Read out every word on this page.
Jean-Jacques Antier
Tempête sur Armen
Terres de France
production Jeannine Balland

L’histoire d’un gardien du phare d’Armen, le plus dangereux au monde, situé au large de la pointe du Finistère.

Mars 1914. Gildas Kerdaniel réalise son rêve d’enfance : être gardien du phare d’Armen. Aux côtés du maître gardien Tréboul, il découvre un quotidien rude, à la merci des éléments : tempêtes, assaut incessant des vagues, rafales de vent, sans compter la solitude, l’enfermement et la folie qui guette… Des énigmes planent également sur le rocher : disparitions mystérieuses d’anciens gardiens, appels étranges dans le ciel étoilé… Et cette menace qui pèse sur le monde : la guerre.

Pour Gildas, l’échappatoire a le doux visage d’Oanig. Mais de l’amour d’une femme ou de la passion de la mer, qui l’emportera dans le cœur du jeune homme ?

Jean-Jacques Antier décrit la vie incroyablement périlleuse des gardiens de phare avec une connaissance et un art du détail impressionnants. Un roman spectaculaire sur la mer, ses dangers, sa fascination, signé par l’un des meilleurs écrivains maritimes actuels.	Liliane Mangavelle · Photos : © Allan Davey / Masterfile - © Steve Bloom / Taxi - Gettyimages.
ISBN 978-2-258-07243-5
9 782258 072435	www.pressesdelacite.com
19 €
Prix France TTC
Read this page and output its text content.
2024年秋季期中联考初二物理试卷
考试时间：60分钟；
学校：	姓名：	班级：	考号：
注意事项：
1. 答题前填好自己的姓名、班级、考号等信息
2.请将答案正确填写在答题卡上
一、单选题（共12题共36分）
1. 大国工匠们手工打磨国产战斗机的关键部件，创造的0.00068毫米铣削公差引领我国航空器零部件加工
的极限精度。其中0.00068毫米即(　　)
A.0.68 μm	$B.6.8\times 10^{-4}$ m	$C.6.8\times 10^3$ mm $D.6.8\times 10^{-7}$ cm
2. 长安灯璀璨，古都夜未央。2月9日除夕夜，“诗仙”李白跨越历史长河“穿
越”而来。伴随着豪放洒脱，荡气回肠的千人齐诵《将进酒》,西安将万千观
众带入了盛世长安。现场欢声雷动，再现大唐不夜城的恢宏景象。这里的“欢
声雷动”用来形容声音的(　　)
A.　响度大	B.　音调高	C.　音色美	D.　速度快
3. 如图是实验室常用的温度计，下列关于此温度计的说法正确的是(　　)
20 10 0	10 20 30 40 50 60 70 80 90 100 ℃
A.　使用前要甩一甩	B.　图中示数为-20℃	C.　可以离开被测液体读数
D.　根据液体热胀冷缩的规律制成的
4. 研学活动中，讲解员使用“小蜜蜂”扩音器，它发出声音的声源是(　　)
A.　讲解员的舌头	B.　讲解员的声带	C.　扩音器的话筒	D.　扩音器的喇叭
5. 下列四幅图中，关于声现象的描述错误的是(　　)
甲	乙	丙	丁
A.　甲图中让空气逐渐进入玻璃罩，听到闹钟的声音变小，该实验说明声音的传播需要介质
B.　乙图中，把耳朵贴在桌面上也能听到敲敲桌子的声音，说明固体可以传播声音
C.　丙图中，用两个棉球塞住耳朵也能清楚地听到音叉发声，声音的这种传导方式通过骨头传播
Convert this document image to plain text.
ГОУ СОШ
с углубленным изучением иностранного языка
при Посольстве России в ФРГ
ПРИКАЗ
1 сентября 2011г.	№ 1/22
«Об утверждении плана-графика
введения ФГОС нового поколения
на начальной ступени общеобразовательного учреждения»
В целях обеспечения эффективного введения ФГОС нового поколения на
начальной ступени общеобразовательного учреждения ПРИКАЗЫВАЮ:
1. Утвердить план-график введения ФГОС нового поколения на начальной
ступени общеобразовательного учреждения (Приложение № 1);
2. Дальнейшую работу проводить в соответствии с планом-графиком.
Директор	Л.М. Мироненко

What you should do = Extract the closing run of lines, starting with the one containing "Convert this document image to plain text." and ending at the last, exactly as written.

Exercise response =
Convert this document image to plain text.
ГОУ СОШ
с углубленным изучением иностранного языка
при Посольстве России в ФРГ
ПРИКАЗ
1 сентября 2011г.	№ 1/22
«Об утверждении плана-графика
введения ФГОС нового поколения
на начальной ступени общеобразовательного учреждения»
В целях обеспечения эффективного введения ФГОС нового поколения на
начальной ступени общеобразовательного учреждения ПРИКАЗЫВАЮ:
1. Утвердить план-график введения ФГОС нового поколения на начальной
ступени общеобразовательного учреждения (Приложение № 1);
2. Дальнейшую работу проводить в соответствии с планом-графиком.
Директор	Л.М. Мироненко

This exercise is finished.